The records should be written out in full, with nothing altered.
## start THE RECORDS
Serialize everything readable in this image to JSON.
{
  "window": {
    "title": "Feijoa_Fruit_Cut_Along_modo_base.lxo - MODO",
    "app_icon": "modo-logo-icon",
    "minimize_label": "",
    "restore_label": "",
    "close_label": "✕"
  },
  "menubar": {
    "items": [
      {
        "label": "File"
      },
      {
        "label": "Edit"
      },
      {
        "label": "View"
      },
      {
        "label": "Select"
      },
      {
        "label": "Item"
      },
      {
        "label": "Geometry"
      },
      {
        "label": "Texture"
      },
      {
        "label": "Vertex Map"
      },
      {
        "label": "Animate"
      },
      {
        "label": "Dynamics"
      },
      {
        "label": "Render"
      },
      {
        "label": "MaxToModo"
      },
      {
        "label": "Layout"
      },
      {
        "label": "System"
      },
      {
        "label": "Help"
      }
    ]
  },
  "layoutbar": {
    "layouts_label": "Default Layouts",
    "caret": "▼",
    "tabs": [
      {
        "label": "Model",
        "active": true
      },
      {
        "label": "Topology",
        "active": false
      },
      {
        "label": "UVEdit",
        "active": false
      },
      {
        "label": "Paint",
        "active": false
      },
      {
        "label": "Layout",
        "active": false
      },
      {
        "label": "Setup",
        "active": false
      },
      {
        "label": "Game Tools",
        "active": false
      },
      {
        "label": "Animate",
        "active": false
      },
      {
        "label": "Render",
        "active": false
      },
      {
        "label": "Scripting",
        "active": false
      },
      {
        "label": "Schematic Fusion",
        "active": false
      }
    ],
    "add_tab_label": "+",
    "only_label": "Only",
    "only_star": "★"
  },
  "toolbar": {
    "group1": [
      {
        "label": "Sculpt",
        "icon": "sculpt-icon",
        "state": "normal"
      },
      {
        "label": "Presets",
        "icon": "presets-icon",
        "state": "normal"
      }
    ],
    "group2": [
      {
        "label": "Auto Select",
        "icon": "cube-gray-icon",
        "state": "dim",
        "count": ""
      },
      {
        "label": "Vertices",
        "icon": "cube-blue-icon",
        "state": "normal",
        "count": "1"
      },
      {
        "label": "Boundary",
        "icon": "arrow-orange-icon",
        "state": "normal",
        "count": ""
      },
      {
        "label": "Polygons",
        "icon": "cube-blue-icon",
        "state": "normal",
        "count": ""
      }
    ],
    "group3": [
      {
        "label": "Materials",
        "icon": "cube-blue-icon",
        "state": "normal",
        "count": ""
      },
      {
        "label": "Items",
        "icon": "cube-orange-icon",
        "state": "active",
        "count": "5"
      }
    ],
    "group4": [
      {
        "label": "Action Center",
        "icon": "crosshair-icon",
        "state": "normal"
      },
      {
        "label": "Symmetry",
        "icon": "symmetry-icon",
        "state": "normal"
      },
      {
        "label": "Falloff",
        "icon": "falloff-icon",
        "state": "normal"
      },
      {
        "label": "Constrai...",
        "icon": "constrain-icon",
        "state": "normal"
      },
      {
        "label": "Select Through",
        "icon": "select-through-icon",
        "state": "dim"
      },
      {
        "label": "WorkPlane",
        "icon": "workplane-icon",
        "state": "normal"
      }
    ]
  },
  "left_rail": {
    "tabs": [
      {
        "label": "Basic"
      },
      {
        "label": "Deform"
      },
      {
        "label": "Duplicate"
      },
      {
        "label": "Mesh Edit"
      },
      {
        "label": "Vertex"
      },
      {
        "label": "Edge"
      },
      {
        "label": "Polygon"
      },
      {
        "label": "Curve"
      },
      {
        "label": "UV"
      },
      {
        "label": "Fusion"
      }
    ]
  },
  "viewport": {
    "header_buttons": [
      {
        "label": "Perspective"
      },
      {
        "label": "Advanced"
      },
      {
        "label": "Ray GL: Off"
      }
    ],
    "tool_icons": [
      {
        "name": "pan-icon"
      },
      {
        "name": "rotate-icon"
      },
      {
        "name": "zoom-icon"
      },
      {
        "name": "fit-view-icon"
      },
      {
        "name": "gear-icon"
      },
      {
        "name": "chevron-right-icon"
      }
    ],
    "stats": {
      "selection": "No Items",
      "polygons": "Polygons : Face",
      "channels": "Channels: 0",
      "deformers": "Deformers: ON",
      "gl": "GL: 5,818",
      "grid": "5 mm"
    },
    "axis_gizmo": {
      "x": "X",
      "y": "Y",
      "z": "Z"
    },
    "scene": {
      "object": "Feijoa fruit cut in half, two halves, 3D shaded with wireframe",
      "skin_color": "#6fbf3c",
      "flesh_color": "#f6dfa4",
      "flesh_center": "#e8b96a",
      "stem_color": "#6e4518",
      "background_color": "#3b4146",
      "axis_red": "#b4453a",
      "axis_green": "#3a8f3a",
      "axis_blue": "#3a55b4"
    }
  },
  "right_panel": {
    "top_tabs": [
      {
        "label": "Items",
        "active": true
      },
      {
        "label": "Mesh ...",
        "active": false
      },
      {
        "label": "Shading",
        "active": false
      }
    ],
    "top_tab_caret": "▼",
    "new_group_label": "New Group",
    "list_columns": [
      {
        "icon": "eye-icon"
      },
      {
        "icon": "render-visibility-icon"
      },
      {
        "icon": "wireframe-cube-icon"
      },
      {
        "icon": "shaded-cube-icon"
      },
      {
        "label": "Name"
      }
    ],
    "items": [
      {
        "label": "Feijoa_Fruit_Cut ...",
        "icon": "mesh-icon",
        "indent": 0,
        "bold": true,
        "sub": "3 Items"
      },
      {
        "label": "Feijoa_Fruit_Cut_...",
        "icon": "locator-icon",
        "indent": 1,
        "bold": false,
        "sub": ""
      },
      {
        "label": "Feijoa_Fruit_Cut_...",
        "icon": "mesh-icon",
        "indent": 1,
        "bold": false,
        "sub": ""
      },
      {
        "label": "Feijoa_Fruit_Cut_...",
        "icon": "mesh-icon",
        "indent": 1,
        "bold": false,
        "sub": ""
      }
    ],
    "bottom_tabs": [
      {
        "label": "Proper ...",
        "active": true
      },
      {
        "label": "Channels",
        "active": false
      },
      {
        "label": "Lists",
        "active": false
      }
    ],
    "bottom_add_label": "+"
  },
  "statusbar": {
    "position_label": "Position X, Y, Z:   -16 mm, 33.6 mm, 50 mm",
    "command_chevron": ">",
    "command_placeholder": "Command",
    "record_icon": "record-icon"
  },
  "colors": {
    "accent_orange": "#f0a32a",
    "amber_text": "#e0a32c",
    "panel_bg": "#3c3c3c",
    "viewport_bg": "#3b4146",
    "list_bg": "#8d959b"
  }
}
## end THE RECORDS
#### ANSWER IN FULL
Serialize everything readable in this image to JSON.
{
  "window": {
    "title": "Feijoa_Fruit_Cut_Along_modo_base.lxo - MODO",
    "app_icon": "modo-logo-icon",
    "minimize_label": "",
    "restore_label": "",
    "close_label": "✕"
  },
  "menubar": {
    "items": [
      {
        "label": "File"
      },
      {
        "label": "Edit"
      },
      {
        "label": "View"
      },
      {
        "label": "Select"
      },
      {
        "label": "Item"
      },
      {
        "label": "Geometry"
      },
      {
        "label": "Texture"
      },
      {
        "label": "Vertex Map"
      },
      {
        "label": "Animate"
      },
      {
        "label": "Dynamics"
      },
      {
        "label": "Render"
      },
      {
        "label": "MaxToModo"
      },
      {
        "label": "Layout"
      },
      {
        "label": "System"
      },
      {
        "label": "Help"
      }
    ]
  },
  "layoutbar": {
    "layouts_label": "Default Layouts",
    "caret": "▼",
    "tabs": [
      {
        "label": "Model",
        "active": true
      },
      {
        "label": "Topology",
        "active": false
      },
      {
        "label": "UVEdit",
        "active": false
      },
      {
        "label": "Paint",
        "active": false
      },
      {
        "label": "Layout",
        "active": false
      },
      {
        "label": "Setup",
        "active": false
      },
      {
        "label": "Game Tools",
        "active": false
      },
      {
        "label": "Animate",
        "active": false
      },
      {
        "label": "Render",
        "active": false
      },
      {
        "label": "Scripting",
        "active": false
      },
      {
        "label": "Schematic Fusion",
        "active": false
      }
    ],
    "add_tab_label": "+",
    "only_label": "Only",
    "only_star": "★"
  },
  "toolbar": {
    "group1": [
      {
        "label": "Sculpt",
        "icon": "sculpt-icon",
        "state": "normal"
      },
      {
        "label": "Presets",
        "icon": "presets-icon",
        "state": "normal"
      }
    ],
    "group2": [
      {
        "label": "Auto Select",
        "icon": "cube-gray-icon",
        "state": "dim",
        "count": ""
      },
      {
        "label": "Vertices",
        "icon": "cube-blue-icon",
        "state": "normal",
        "count": "1"
      },
      {
        "label": "Boundary",
        "icon": "arrow-orange-icon",
        "state": "normal",
        "count": ""
      },
      {
        "label": "Polygons",
        "icon": "cube-blue-icon",
        "state": "normal",
        "count": ""
      }
    ],
    "group3": [
      {
        "label": "Materials",
        "icon": "cube-blue-icon",
        "state": "normal",
        "count": ""
      },
      {
        "label": "Items",
        "icon": "cube-orange-icon",
        "state": "active",
        "count": "5"
      }
    ],
    "group4": [
      {
        "label": "Action Center",
        "icon": "crosshair-icon",
        "state": "normal"
      },
      {
        "label": "Symmetry",
        "icon": "symmetry-icon",
        "state": "normal"
      },
      {
        "label": "Falloff",
        "icon": "falloff-icon",
        "state": "normal"
      },
      {
        "label": "Constrai...",
        "icon": "constrain-icon",
        "state": "normal"
      },
      {
        "label": "Select Through",
        "icon": "select-through-icon",
        "state": "dim"
      },
      {
        "label": "WorkPlane",
        "icon": "workplane-icon",
        "state": "normal"
      }
    ]
  },
  "left_rail": {
    "tabs": [
      {
        "label": "Basic"
      },
      {
        "label": "Deform"
      },
      {
        "label": "Duplicate"
      },
      {
        "label": "Mesh Edit"
      },
      {
        "label": "Vertex"
      },
      {
        "label": "Edge"
      },
      {
        "label": "Polygon"
      },
      {
        "label": "Curve"
      },
      {
        "label": "UV"
      },
      {
        "label": "Fusion"
      }
    ]
  },
  "viewport": {
    "header_buttons": [
      {
        "label": "Perspective"
      },
      {
        "label": "Advanced"
      },
      {
        "label": "Ray GL: Off"
      }
    ],
    "tool_icons": [
      {
        "name": "pan-icon"
      },
      {
        "name": "rotate-icon"
      },
      {
        "name": "zoom-icon"
      },
      {
        "name": "fit-view-icon"
      },
      {
        "name": "gear-icon"
      },
      {
        "name": "chevron-right-icon"
      }
    ],
    "stats": {
      "selection": "No Items",
      "polygons": "Polygons : Face",
      "channels": "Channels: 0",
      "deformers": "Deformers: ON",
      "gl": "GL: 5,818",
      "grid": "5 mm"
    },
    "axis_gizmo": {
      "x": "X",
      "y": "Y",
      "z": "Z"
    },
    "scene": {
      "object": "Feijoa fruit cut in half, two halves, 3D shaded with wireframe",
      "skin_color": "#6fbf3c",
      "flesh_color": "#f6dfa4",
      "flesh_center": "#e8b96a",
      "stem_color": "#6e4518",
      "background_color": "#3b4146",
      "axis_red": "#b4453a",
      "axis_green": "#3a8f3a",
      "axis_blue": "#3a55b4"
    }
  },
  "right_panel": {
    "top_tabs": [
      {
        "label": "Items",
        "active": true
      },
      {
        "label": "Mesh ...",
        "active": false
      },
      {
        "label": "Shading",
        "active": false
      }
    ],
    "top_tab_caret": "▼",
    "new_group_label": "New Group",
    "list_columns": [
      {
        "icon": "eye-icon"
      },
      {
        "icon": "render-visibility-icon"
      },
      {
        "icon": "wireframe-cube-icon"
      },
      {
        "icon": "shaded-cube-icon"
      },
      {
        "label": "Name"
      }
    ],
    "items": [
      {
        "label": "Feijoa_Fruit_Cut ...",
        "icon": "mesh-icon",
        "indent": 0,
        "bold": true,
        "sub": "3 Items"
      },
      {
        "label": "Feijoa_Fruit_Cut_...",
        "icon": "locator-icon",
        "indent": 1,
        "bold": false,
        "sub": ""
      },
      {
        "label": "Feijoa_Fruit_Cut_...",
        "icon": "mesh-icon",
        "indent": 1,
        "bold": false,
        "sub": ""
      },
      {
        "label": "Feijoa_Fruit_Cut_...",
        "icon": "mesh-icon",
        "indent": 1,
        "bold": false,
        "sub": ""
      }
    ],
    "bottom_tabs": [
      {
        "label": "Proper ...",
        "active": true
      },
      {
        "label": "Channels",
        "active": false
      },
      {
        "label": "Lists",
        "active": false
      }
    ],
    "bottom_add_label": "+"
  },
  "statusbar": {
    "position_label": "Position X, Y, Z:   -16 mm, 33.6 mm, 50 mm",
    "command_chevron": ">",
    "command_placeholder": "Command",
    "record_icon": "record-icon"
  },
  "colors": {
    "accent_orange": "#f0a32a",
    "amber_text": "#e0a32c",
    "panel_bg": "#3c3c3c",
    "viewport_bg": "#3b4146",
    "list_bg": "#8d959b"
  }
}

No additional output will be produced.